__Requirements__. Find out how many lines of the material contain the string "momentum" and give only that figure.

__Given records__.
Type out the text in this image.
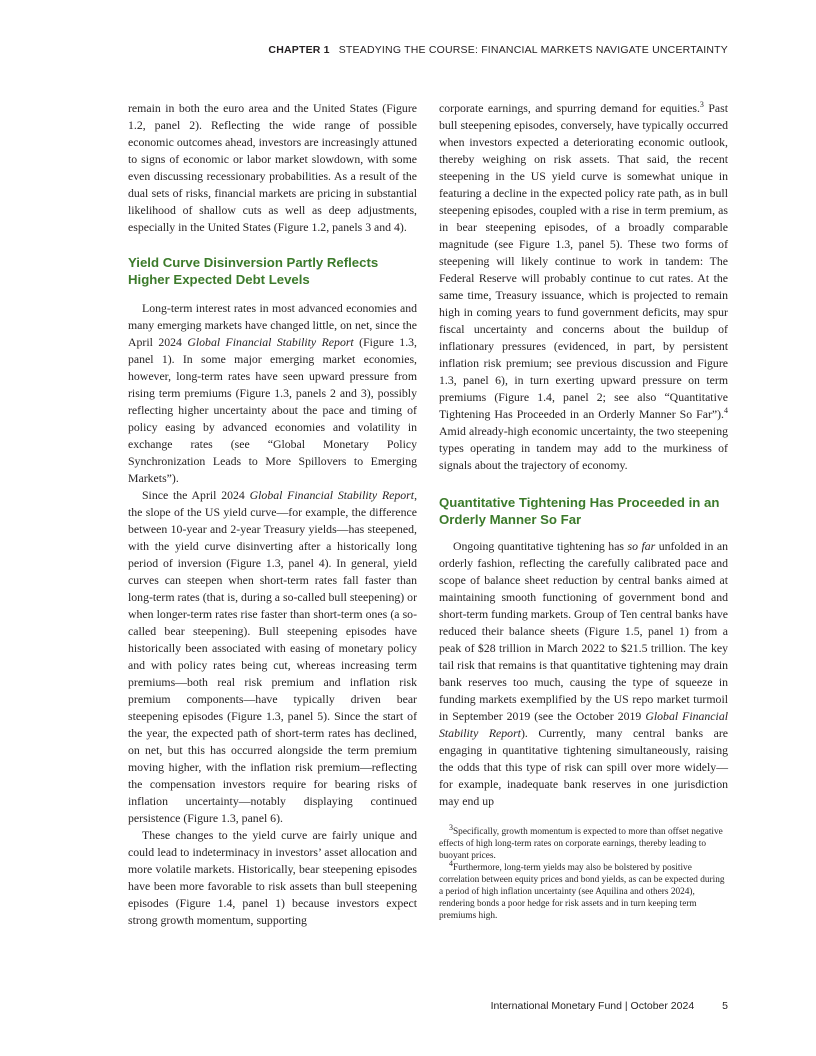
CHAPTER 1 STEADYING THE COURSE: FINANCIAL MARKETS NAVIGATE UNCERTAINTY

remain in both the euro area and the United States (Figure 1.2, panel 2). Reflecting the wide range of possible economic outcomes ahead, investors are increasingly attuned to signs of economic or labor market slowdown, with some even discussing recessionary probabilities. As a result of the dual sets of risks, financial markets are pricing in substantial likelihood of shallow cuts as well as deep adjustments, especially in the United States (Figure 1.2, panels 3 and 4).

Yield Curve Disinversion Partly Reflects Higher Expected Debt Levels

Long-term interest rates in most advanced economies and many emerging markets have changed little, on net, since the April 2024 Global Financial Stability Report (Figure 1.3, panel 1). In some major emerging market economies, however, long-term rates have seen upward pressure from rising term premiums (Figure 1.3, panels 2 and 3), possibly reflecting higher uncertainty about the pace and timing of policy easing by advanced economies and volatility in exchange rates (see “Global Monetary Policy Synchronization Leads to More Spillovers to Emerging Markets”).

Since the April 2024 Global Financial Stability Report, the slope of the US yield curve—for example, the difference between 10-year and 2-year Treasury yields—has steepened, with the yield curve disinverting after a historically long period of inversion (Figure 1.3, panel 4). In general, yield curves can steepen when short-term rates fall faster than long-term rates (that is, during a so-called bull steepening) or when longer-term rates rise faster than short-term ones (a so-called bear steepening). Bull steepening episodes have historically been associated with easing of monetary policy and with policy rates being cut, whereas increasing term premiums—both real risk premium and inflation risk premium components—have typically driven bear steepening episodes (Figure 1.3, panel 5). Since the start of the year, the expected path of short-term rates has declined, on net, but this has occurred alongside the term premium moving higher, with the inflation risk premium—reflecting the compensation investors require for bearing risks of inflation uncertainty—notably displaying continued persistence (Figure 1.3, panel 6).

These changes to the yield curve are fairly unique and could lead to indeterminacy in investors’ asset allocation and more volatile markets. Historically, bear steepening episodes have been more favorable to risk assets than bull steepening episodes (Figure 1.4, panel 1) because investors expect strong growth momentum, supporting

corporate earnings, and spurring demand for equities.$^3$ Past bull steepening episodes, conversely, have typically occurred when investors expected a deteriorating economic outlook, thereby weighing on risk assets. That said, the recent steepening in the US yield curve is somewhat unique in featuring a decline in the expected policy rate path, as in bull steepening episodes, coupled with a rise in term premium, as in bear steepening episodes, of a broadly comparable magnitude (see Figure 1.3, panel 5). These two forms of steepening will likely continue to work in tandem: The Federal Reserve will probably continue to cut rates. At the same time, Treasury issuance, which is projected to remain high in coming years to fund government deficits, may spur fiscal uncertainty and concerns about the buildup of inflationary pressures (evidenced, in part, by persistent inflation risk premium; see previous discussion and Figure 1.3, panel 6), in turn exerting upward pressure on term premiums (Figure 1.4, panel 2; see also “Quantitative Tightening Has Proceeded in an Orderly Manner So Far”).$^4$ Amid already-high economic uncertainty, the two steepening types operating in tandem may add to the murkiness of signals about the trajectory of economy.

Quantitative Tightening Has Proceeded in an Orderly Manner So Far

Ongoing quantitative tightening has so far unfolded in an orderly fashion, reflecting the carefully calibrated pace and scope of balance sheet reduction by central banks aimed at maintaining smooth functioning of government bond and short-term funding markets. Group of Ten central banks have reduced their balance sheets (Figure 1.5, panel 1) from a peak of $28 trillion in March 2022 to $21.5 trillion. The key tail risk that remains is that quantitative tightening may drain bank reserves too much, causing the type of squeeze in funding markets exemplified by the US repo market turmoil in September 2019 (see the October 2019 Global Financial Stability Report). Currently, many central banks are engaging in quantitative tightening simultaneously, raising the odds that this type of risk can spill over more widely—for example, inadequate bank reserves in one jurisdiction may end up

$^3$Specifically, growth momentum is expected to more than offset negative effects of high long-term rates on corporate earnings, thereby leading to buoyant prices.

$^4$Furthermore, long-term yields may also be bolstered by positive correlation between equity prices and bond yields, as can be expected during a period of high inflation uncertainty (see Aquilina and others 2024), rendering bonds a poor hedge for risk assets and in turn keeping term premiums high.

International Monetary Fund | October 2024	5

__Exercise output__. 2